**Task instructions:** Every line of the data that contains the string "Vallejo" must be copied.

Collected data
----------

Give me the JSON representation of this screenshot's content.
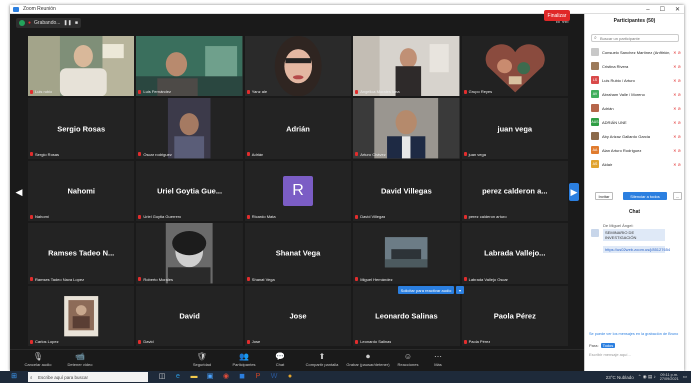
{
  "window": {
    "title": "Zoom Reunión",
    "min": "–",
    "max": "☐",
    "close": "✕"
  },
  "topbar": {
    "recording_label": "Grabando...",
    "view_label": "☷ Ver"
  },
  "tiles": [
    {
      "name": "",
      "label": "Luis rubio",
      "video": true,
      "active": true,
      "scene": "man1"
    },
    {
      "name": "",
      "label": "Luis Fernández",
      "video": true,
      "scene": "man2"
    },
    {
      "name": "",
      "label": "Yanz ale",
      "video": true,
      "scene": "woman1"
    },
    {
      "name": "",
      "label": "Angelica Morales luna",
      "video": true,
      "scene": "woman2"
    },
    {
      "name": "",
      "label": "Grupo Reyes",
      "video": true,
      "scene": "heart"
    },
    {
      "name": "Sergio Rosas",
      "label": "Sergio Rosas"
    },
    {
      "name": "",
      "label": "Oscar rodriguez",
      "video": true,
      "scene": "man3"
    },
    {
      "name": "Adrián",
      "label": "Adrián"
    },
    {
      "name": "",
      "label": "Arturo Chávez",
      "video": true,
      "scene": "man4"
    },
    {
      "name": "juan vega",
      "label": "juan vega"
    },
    {
      "name": "Nahomi",
      "label": "Nahomi"
    },
    {
      "name": "Uriel Goytia Gue...",
      "label": "Uriel Goytia Guerrero"
    },
    {
      "name": "",
      "label": "Ricardo Mata",
      "avatar": "R"
    },
    {
      "name": "David Villegas",
      "label": "David Villegas"
    },
    {
      "name": "perez calderon a...",
      "label": "perez calderon arturo"
    },
    {
      "name": "Ramses Tadeo N...",
      "label": "Ramses Tadeo Nava Lopez"
    },
    {
      "name": "",
      "label": "Roberto Morales",
      "video": true,
      "scene": "bw"
    },
    {
      "name": "Shanat Vega",
      "label": "Shanat Vega"
    },
    {
      "name": "",
      "label": "Miguel Hernández",
      "video": true,
      "scene": "car"
    },
    {
      "name": "Labrada Vallejo...",
      "label": "Labrada Vallejo Oscar"
    },
    {
      "name": "",
      "label": "Carlos Lopez",
      "video": true,
      "scene": "photo"
    },
    {
      "name": "David",
      "label": "David"
    },
    {
      "name": "Jose",
      "label": "Jose"
    },
    {
      "name": "Leonardo Salinas",
      "label": "Leonardo Salinas"
    },
    {
      "name": "Paola Pérez",
      "label": "Paola Pérez"
    }
  ],
  "ask_button": "Solicitar para reactivar audio",
  "toolbar": {
    "items": [
      {
        "icon": "🎙",
        "label": "Cancelar audio"
      },
      {
        "icon": "📹",
        "label": "Detener video"
      },
      {
        "icon": "🛡",
        "label": "Seguridad"
      },
      {
        "icon": "👥",
        "label": "Participantes"
      },
      {
        "icon": "💬",
        "label": "Chat"
      },
      {
        "icon": "⬆",
        "label": "Compartir pantalla"
      },
      {
        "icon": "⏺",
        "label": "Grabar (pausar/detener)"
      },
      {
        "icon": "☺",
        "label": "Reacciones"
      },
      {
        "icon": "⋯",
        "label": "Más"
      }
    ],
    "end_label": "Finalizar"
  },
  "participants": {
    "title": "Participantes (50)",
    "search_placeholder": "Buscar un participante",
    "list": [
      {
        "initials": "",
        "name": "Consuelo Sanchez Martínez (Anfitrión, yo)",
        "color": "#c8c8c8"
      },
      {
        "initials": "",
        "name": "Cristina Rivera",
        "color": "#9c7a5a"
      },
      {
        "initials": "LS",
        "name": "Luis Rubio / Arturo",
        "color": "#d94a4a"
      },
      {
        "initials": "AV",
        "name": "Abraham Valle / Moreno",
        "color": "#3fae5c"
      },
      {
        "initials": "",
        "name": "Adrián",
        "color": "#b5654a"
      },
      {
        "initials": "AUS",
        "name": "ADRIÁN UNE",
        "color": "#2f9e44"
      },
      {
        "initials": "",
        "name": "Aby Arizaz Gallardo Garcia",
        "color": "#8c6a4a"
      },
      {
        "initials": "AA",
        "name": "Alan Arturo Rodríguez",
        "color": "#e07b2e"
      },
      {
        "initials": "AS",
        "name": "Aldair",
        "color": "#e0a32e"
      }
    ],
    "invite_label": "Invitar",
    "unmute_all_label": "Silenciar a todos",
    "more_label": "..."
  },
  "chat": {
    "title": "Chat",
    "from_label": "De Miguel Ángel:",
    "message1": "SEMINARIO DE INVESTIGACIÓN",
    "message2": "https://us02web.zoom.us/j/85127654",
    "status": "Se puede ver los mensajes en la grabación de Bruno",
    "to_label": "Para:",
    "to_value": "Todos",
    "input_placeholder": "Escribir mensaje aquí..."
  },
  "taskbar": {
    "search_placeholder": "Escribe aquí para buscar",
    "weather": "23°C Nublado",
    "time": "09:11 p.m.",
    "date": "27/09/2021"
  }
}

----------

**Output of the exercise:**
      "name": "Labrada Vallejo...",
      "label": "Labrada Vallejo Oscar"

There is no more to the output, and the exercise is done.